> _Task to carry out_
Can you output the material exactly as written, minus any pictures it holds?

> _Exercise input_
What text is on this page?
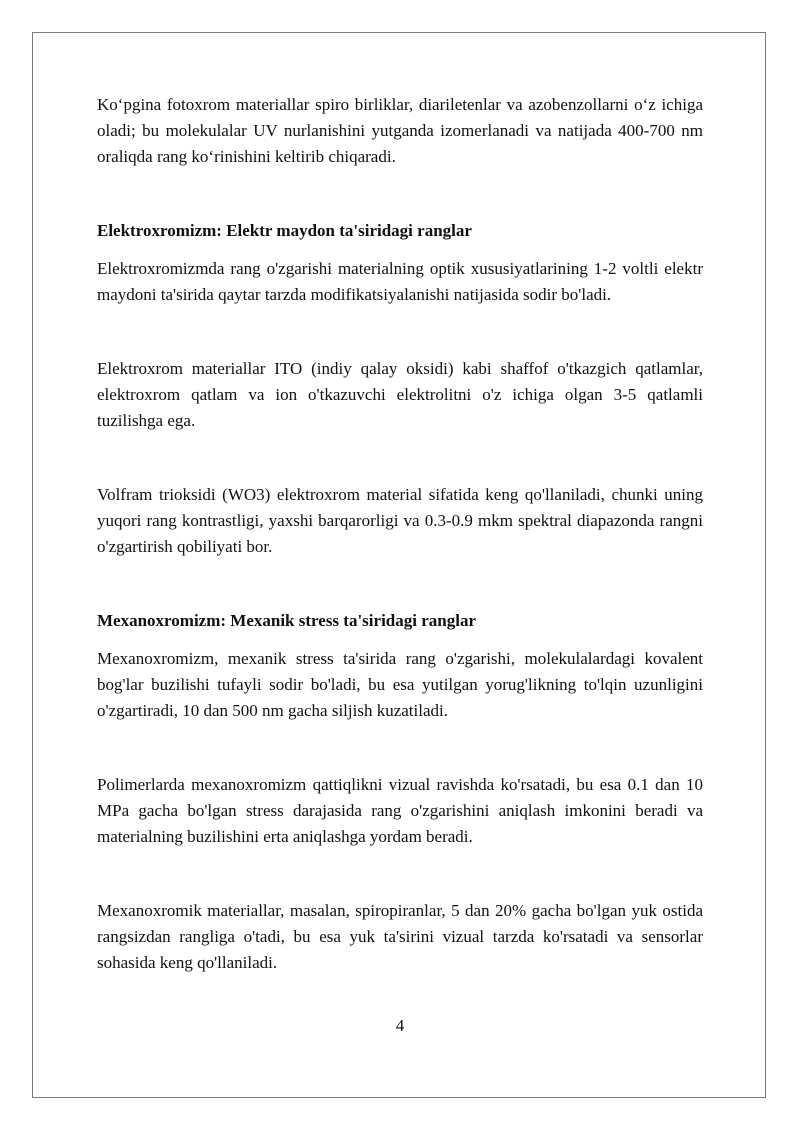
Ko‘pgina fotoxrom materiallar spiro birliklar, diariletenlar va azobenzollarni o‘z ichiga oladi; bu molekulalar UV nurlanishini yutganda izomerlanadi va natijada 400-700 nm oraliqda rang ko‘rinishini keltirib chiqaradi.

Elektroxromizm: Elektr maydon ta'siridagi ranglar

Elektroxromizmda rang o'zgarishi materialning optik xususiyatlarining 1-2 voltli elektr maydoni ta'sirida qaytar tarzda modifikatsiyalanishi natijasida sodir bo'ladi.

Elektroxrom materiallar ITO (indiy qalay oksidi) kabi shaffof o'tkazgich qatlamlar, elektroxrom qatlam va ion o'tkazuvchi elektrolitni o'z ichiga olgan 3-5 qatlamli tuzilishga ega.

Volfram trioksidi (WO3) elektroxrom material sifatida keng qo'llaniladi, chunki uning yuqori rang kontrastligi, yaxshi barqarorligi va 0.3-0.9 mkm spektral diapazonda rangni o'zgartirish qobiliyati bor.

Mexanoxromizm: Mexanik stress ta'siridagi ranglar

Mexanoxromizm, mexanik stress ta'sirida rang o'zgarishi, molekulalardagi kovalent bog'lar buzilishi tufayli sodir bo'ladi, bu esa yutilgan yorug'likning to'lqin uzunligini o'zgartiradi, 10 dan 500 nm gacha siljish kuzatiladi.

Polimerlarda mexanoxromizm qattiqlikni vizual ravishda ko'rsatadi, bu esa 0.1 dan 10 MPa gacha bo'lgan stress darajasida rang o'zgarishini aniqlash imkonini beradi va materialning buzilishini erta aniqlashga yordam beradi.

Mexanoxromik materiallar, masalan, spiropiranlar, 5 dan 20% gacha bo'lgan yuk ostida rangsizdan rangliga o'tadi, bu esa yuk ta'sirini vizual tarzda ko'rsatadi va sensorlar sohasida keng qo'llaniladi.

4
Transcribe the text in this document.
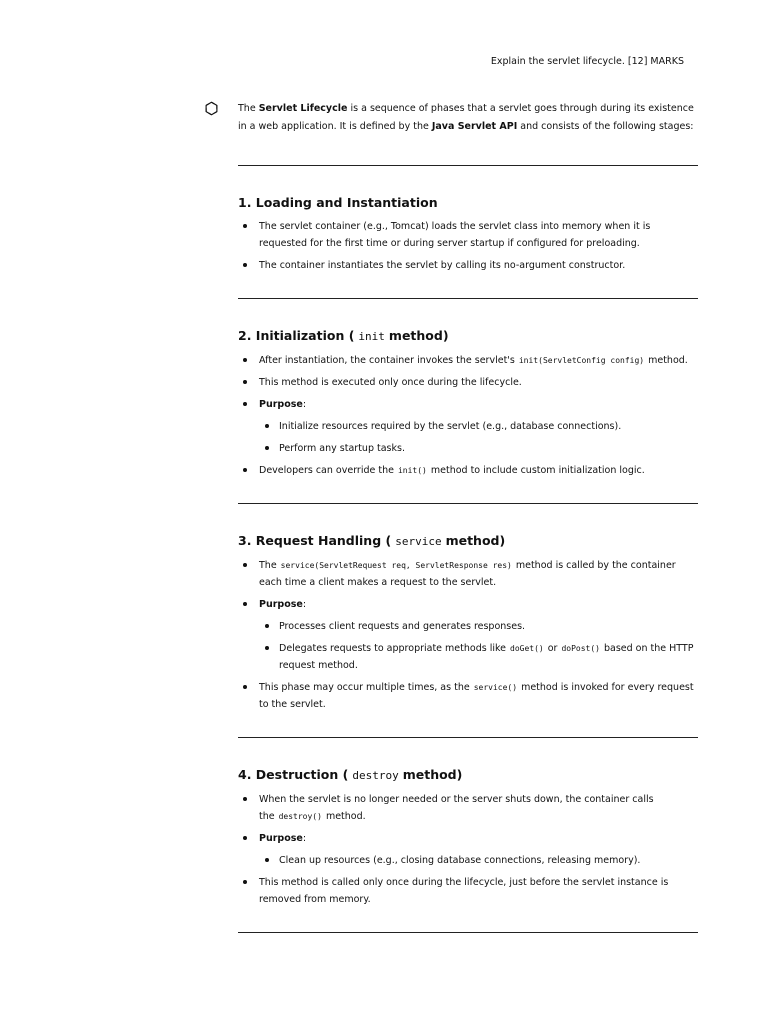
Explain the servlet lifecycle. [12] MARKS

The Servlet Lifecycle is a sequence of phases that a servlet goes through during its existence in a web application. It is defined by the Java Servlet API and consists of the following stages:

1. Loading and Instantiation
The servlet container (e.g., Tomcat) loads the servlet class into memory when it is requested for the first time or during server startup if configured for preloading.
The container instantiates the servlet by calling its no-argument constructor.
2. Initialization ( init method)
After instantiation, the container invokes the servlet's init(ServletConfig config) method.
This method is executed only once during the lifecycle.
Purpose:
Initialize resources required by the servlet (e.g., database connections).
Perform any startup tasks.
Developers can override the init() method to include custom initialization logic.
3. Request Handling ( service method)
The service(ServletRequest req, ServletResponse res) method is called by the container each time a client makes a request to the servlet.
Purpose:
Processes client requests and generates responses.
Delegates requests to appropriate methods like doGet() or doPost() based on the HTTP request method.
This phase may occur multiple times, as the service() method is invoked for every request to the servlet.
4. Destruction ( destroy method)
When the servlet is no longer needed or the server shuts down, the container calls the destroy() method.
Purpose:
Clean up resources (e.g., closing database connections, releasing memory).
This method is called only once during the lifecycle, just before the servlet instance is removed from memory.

> _Full output_
What text is on this page?
Ko‘pgina fotoxrom materiallar spiro birliklar, diariletenlar va azobenzollarni o‘z ichiga oladi; bu molekulalar UV nurlanishini yutganda izomerlanadi va natijada 400-700 nm oraliqda rang ko‘rinishini keltirib chiqaradi.

Elektroxromizm: Elektr maydon ta'siridagi ranglar

Elektroxromizmda rang o'zgarishi materialning optik xususiyatlarining 1-2 voltli elektr maydoni ta'sirida qaytar tarzda modifikatsiyalanishi natijasida sodir bo'ladi.

Elektroxrom materiallar ITO (indiy qalay oksidi) kabi shaffof o'tkazgich qatlamlar, elektroxrom qatlam va ion o'tkazuvchi elektrolitni o'z ichiga olgan 3-5 qatlamli tuzilishga ega.

Volfram trioksidi (WO3) elektroxrom material sifatida keng qo'llaniladi, chunki uning yuqori rang kontrastligi, yaxshi barqarorligi va 0.3-0.9 mkm spektral diapazonda rangni o'zgartirish qobiliyati bor.

Mexanoxromizm: Mexanik stress ta'siridagi ranglar

Mexanoxromizm, mexanik stress ta'sirida rang o'zgarishi, molekulalardagi kovalent bog'lar buzilishi tufayli sodir bo'ladi, bu esa yutilgan yorug'likning to'lqin uzunligini o'zgartiradi, 10 dan 500 nm gacha siljish kuzatiladi.

Polimerlarda mexanoxromizm qattiqlikni vizual ravishda ko'rsatadi, bu esa 0.1 dan 10 MPa gacha bo'lgan stress darajasida rang o'zgarishini aniqlash imkonini beradi va materialning buzilishini erta aniqlashga yordam beradi.

Mexanoxromik materiallar, masalan, spiropiranlar, 5 dan 20% gacha bo'lgan yuk ostida rangsizdan rangliga o'tadi, bu esa yuk ta'sirini vizual tarzda ko'rsatadi va sensorlar sohasida keng qo'llaniladi.

4
Transcribe the text in this document.
Explain the servlet lifecycle. [12] MARKS

The Servlet Lifecycle is a sequence of phases that a servlet goes through during its existence in a web application. It is defined by the Java Servlet API and consists of the following stages:

1. Loading and Instantiation
The servlet container (e.g., Tomcat) loads the servlet class into memory when it is requested for the first time or during server startup if configured for preloading.
The container instantiates the servlet by calling its no-argument constructor.
2. Initialization ( init method)
After instantiation, the container invokes the servlet's init(ServletConfig config) method.
This method is executed only once during the lifecycle.
Purpose:
Initialize resources required by the servlet (e.g., database connections).
Perform any startup tasks.
Developers can override the init() method to include custom initialization logic.
3. Request Handling ( service method)
The service(ServletRequest req, ServletResponse res) method is called by the container each time a client makes a request to the servlet.
Purpose:
Processes client requests and generates responses.
Delegates requests to appropriate methods like doGet() or doPost() based on the HTTP request method.
This phase may occur multiple times, as the service() method is invoked for every request to the servlet.
4. Destruction ( destroy method)
When the servlet is no longer needed or the server shuts down, the container calls the destroy() method.
Purpose:
Clean up resources (e.g., closing database connections, releasing memory).
This method is called only once during the lifecycle, just before the servlet instance is removed from memory.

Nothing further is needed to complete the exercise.